_WORK TASK_
In the balance exercises text, how often does an older adult fall in the United States, according to the Centers for Disease Control and Prevention report?

(Beginning of TEXT)

When we’re young, we take staying upright for granted. We don’t really worry about falling—it might not even cross our minds

But over the years, things change. The body’s systems that detect gravity, identify exact body positioning at any moment, and promote balance and stability become less effective, wish is why Integrated Physical Therapy and Advanced Therapeutic Care have created a health and wellness program, which focuses on helping adults improve their balance and stability

On their own, these declines increase your risk of falling, but they often occur alongside losses in muscle strength and mobility, says Barbara Bergin, M.D., an orthopedic surgeon in Austin. She adds that type 2 diabetes, which affects about 25 percent of older adults, is one of the most common causes of peripheral neuropathy, or nerve damage that can result in numbness in the hands, feet, and other parts of the body

Put all of that together, and it’s easy to see why falls are the number-one cause of injuries and death from injuries among older Americans

In fact, according to a report from the Centers for Disease Control and Prevention, an older adult falls every single second of each day in the United States

It’s never too early to start thinking about improving your balance and preventing falls. Below, are six of our favorite balance exercises. Perform these bodyweight moves as often as possible: when you’re standing at the kitchen counter or waiting in line while running errands

1. Foot Taps

This exercise strengthens the core muscles that helps stabilize your spine

How to do it

Stand tall with your feet hip-width apart in front of a step (the bottom step of a staircase will work) or low piece of furniture

If needed, hold on to the wall or a sturdy piece of furniture for balance. As you get stronger, perform the move without holding on to anything

From here, slowly raise one foot to tap the step in front of you, and then slowly return it to the floor

Perform 15 to 20 taps, then repeat on the opposite leg

2. Head Rotations

This exercise increases the mobility in your neck, which in turn helps with good posture and balance

How to do it

Stand tall with your feet hip-width apart

If needed, hold on to the wall or a sturdy piece of furniture for balance. As you get stronger, perform the move without holding on to anything

From here, slowly move your head from side to side then up and down while keep your body as still as possible

Do this for 30 seconds, and repeat. If you get dizzy, pause and move your head more slowly

If you’re still dizzy, stop.

(End of TEXT)
(Beginning of STORED DATA)

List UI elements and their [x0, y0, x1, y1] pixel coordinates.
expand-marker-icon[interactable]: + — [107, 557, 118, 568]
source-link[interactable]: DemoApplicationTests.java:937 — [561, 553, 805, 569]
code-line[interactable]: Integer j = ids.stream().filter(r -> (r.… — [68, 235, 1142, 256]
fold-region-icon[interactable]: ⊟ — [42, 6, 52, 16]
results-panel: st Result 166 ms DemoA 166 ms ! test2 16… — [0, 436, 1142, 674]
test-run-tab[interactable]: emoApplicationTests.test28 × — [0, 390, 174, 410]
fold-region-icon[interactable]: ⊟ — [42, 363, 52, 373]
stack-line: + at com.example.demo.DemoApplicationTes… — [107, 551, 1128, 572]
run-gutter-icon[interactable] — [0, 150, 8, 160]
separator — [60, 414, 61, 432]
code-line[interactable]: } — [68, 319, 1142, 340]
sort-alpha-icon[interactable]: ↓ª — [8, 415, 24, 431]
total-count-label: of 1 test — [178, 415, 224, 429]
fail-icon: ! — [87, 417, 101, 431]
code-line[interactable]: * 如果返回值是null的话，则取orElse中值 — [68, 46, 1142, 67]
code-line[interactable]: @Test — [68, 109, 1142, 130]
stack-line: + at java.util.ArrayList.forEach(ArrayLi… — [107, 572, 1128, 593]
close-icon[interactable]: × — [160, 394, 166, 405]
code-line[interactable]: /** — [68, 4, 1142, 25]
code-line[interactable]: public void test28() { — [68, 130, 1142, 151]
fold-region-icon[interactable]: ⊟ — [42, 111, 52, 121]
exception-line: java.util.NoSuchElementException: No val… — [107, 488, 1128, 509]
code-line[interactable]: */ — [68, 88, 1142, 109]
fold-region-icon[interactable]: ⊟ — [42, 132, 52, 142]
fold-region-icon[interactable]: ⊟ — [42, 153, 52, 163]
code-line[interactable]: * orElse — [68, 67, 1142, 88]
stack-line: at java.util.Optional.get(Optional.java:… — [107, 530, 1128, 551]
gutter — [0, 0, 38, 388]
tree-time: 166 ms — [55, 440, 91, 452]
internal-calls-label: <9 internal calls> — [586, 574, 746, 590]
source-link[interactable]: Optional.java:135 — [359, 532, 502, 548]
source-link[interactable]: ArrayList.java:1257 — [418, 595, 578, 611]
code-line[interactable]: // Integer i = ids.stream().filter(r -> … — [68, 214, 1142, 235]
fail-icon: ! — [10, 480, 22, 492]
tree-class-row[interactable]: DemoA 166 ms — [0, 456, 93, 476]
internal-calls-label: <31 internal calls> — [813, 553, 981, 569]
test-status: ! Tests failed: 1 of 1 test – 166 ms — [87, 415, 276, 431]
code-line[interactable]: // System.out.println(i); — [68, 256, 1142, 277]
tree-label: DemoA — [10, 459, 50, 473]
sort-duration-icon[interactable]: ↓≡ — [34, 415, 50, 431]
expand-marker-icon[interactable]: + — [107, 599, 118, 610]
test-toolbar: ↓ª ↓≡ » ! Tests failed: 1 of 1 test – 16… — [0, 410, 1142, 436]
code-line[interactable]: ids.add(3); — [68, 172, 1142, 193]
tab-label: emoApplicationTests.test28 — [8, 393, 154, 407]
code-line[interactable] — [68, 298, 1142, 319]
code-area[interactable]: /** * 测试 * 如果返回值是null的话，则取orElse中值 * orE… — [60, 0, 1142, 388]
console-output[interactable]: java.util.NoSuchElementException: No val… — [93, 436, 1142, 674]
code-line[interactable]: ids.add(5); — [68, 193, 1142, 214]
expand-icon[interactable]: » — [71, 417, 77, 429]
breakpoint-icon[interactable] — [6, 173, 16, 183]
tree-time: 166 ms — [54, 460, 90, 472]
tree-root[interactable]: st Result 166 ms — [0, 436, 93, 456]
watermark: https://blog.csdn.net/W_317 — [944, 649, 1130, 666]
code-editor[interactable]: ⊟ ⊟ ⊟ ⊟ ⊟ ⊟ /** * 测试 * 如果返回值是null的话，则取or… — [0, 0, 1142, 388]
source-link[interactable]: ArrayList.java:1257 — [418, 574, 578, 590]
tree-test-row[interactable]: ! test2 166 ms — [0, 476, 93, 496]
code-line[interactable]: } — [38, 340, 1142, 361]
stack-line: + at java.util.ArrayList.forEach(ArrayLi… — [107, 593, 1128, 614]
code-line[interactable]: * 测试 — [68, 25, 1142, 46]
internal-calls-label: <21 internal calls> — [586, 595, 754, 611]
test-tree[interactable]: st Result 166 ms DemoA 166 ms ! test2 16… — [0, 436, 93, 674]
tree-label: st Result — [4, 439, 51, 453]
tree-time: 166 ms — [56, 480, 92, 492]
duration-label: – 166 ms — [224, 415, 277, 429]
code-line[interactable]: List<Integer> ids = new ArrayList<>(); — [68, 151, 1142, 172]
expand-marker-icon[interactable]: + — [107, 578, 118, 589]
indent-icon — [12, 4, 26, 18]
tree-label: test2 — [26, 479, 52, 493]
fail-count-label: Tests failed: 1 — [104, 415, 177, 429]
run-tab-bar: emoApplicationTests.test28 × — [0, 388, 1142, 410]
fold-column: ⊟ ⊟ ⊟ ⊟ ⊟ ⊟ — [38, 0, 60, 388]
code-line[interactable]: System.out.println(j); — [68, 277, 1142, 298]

(End of STORED DATA)

_ANSWER TO THIS EXERCISE_
An older adult falls every single second of each day.